▶ [Task input]:
★ ★ ★

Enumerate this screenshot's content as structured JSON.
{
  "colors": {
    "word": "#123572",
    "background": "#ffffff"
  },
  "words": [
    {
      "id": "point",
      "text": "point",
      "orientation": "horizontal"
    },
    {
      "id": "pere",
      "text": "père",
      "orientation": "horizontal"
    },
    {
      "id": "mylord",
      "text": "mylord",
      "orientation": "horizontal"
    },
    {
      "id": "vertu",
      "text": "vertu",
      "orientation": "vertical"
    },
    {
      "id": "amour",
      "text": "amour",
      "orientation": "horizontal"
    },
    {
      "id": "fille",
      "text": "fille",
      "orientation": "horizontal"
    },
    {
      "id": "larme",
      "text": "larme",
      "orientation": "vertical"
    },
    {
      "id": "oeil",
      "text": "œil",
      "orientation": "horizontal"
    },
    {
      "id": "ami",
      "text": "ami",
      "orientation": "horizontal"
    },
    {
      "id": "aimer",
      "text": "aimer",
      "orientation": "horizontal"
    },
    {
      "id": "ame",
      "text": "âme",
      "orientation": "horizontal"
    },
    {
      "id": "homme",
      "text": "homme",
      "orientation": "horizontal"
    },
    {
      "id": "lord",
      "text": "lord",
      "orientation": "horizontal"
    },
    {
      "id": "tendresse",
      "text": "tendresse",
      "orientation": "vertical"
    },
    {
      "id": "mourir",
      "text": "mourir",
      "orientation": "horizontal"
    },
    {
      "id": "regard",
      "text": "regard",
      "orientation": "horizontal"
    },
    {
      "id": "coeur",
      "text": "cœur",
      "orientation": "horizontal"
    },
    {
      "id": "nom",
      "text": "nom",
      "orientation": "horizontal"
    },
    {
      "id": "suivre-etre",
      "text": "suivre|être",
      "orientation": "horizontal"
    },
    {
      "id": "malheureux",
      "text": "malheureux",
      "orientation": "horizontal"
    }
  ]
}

★ ★ ★

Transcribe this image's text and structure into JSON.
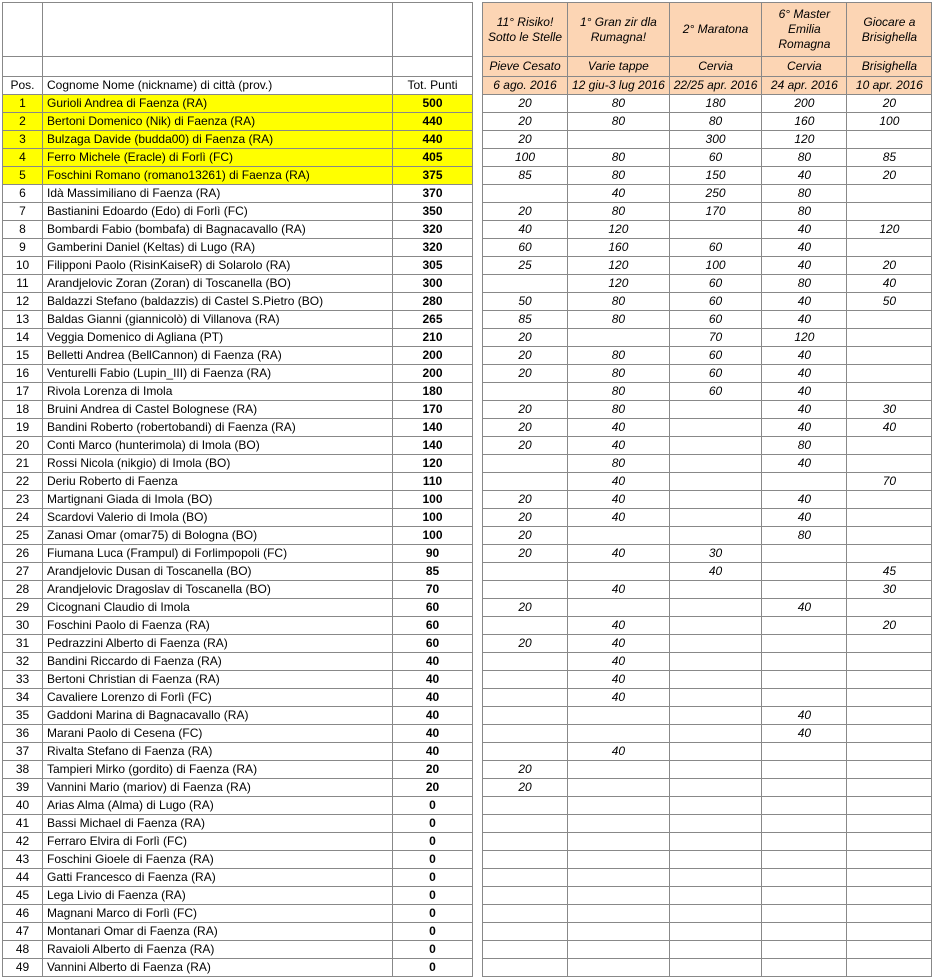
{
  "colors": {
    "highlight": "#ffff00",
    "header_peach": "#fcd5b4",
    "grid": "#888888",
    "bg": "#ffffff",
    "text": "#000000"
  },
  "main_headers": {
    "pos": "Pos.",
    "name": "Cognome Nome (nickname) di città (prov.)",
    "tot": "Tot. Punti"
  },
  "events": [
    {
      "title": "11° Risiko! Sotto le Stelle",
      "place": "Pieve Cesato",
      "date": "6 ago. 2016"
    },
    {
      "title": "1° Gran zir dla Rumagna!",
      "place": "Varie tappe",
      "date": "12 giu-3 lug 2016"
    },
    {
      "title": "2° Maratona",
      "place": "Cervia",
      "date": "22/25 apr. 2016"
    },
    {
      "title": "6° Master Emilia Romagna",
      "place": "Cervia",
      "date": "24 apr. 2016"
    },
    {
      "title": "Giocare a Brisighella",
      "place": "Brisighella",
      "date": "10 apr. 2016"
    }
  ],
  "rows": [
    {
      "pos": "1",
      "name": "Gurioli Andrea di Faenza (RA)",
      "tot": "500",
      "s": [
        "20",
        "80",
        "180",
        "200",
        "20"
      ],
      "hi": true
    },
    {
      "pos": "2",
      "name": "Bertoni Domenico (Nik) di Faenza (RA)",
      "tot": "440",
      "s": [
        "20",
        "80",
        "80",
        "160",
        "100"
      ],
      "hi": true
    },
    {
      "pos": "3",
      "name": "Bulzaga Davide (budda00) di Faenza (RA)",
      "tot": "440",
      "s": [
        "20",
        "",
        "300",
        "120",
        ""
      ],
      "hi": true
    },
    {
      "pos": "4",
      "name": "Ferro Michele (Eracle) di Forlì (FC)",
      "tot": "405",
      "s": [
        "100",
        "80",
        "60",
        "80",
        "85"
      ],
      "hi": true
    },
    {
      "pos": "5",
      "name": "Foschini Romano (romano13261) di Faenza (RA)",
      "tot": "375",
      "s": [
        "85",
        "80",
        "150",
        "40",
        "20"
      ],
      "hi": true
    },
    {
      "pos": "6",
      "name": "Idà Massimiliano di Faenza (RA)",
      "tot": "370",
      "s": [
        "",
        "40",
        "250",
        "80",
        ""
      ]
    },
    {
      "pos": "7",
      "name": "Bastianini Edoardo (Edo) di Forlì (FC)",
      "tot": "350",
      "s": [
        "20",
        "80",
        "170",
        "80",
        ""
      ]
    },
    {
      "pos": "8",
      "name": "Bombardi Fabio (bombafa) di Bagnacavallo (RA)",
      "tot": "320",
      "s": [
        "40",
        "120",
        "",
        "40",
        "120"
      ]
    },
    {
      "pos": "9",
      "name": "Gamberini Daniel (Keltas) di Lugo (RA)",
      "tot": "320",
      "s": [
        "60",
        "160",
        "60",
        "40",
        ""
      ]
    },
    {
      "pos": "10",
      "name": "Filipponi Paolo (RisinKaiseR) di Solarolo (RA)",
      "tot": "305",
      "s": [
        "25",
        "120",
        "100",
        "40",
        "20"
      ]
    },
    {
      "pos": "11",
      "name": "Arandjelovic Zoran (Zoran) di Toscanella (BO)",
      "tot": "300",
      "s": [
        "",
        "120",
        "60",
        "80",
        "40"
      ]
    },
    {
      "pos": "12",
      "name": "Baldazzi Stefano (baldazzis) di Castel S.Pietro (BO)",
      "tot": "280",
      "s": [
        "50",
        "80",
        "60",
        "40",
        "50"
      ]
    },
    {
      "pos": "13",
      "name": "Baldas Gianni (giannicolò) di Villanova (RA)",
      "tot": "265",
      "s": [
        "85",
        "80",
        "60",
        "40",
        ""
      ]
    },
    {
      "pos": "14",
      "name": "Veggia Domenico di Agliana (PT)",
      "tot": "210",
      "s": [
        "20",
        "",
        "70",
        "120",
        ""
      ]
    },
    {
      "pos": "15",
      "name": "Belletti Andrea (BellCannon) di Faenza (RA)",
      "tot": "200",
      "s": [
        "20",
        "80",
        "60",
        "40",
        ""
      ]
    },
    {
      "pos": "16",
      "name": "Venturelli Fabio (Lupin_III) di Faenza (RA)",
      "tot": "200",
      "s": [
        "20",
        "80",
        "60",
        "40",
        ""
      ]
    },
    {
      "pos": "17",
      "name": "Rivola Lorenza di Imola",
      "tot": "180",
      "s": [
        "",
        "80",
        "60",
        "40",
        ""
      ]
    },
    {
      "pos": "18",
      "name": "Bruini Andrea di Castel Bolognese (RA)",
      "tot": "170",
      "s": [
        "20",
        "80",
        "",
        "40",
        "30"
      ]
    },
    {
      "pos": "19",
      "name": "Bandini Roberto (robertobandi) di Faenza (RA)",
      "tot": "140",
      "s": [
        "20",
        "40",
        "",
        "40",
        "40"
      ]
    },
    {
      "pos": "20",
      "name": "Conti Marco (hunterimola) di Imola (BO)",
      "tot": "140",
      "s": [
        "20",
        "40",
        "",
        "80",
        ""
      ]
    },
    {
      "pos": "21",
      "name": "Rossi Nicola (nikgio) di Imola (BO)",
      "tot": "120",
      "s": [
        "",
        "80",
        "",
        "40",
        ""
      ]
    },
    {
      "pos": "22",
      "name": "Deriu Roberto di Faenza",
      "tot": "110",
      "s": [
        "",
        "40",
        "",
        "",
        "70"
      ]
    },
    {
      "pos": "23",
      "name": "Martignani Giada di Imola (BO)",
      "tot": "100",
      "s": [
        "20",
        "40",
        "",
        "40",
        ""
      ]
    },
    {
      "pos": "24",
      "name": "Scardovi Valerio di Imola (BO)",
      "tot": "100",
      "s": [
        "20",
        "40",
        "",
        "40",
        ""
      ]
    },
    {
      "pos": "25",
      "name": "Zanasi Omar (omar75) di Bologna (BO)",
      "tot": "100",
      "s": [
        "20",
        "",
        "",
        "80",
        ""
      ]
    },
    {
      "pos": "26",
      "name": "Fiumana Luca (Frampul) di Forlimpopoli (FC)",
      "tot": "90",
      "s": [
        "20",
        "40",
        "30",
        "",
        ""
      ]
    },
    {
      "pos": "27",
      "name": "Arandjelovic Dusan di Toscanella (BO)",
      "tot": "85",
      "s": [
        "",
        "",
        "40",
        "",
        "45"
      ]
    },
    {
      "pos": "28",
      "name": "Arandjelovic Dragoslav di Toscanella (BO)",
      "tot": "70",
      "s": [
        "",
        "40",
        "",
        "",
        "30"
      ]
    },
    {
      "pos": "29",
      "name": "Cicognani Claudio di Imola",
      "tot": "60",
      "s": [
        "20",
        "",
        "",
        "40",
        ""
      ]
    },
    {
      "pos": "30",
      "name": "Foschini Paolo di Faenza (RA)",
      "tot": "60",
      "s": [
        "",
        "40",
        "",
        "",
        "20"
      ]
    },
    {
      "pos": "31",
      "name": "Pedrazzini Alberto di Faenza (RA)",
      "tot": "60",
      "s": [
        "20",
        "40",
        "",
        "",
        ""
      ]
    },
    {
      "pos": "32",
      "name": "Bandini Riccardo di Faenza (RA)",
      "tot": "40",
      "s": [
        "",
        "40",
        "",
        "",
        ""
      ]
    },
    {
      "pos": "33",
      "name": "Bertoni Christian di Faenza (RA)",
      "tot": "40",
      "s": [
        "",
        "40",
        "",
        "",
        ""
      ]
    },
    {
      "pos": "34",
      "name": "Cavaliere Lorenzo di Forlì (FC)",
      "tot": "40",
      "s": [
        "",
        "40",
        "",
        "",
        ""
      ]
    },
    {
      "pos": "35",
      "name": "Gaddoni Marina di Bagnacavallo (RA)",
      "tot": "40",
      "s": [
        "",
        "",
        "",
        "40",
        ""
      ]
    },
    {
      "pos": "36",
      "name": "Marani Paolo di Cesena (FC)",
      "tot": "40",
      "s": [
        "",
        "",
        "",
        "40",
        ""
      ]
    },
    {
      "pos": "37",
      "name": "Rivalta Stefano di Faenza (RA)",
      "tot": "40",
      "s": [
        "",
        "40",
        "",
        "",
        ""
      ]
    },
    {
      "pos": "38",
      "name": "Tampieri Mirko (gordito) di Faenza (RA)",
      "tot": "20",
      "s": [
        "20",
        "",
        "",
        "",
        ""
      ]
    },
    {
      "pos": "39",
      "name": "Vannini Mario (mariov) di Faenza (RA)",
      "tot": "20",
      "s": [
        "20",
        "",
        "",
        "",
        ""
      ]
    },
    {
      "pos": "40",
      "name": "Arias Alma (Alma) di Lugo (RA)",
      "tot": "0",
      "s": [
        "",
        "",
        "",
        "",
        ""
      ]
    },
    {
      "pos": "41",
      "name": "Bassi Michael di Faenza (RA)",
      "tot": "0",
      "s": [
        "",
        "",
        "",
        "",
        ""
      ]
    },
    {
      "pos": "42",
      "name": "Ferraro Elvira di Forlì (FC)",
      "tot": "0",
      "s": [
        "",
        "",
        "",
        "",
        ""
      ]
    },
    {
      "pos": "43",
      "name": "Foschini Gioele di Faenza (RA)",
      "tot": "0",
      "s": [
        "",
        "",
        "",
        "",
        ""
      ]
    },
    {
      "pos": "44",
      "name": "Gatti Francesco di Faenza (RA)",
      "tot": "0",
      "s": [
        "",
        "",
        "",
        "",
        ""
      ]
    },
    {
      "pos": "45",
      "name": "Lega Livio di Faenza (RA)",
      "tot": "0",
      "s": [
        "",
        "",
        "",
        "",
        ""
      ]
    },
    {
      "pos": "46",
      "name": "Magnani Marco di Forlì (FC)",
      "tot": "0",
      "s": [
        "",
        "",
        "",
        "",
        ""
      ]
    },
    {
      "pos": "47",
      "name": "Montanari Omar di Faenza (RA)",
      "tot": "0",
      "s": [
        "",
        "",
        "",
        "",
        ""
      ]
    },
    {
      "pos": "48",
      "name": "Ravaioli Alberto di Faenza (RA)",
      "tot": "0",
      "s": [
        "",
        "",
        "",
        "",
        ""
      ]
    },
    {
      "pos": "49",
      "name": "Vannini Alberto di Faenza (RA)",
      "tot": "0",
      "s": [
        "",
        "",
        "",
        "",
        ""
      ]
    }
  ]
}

★ ★ ★

▶ [What you have to do]:
Look for the word "Andrea" and return every line where it occurs.

▶ [Expected answer]:
      "name": "Gurioli Andrea di Faenza (RA)",
      "name": "Belletti Andrea (BellCannon) di Faenza (RA)",
      "name": "Bruini Andrea di Castel Bolognese (RA)",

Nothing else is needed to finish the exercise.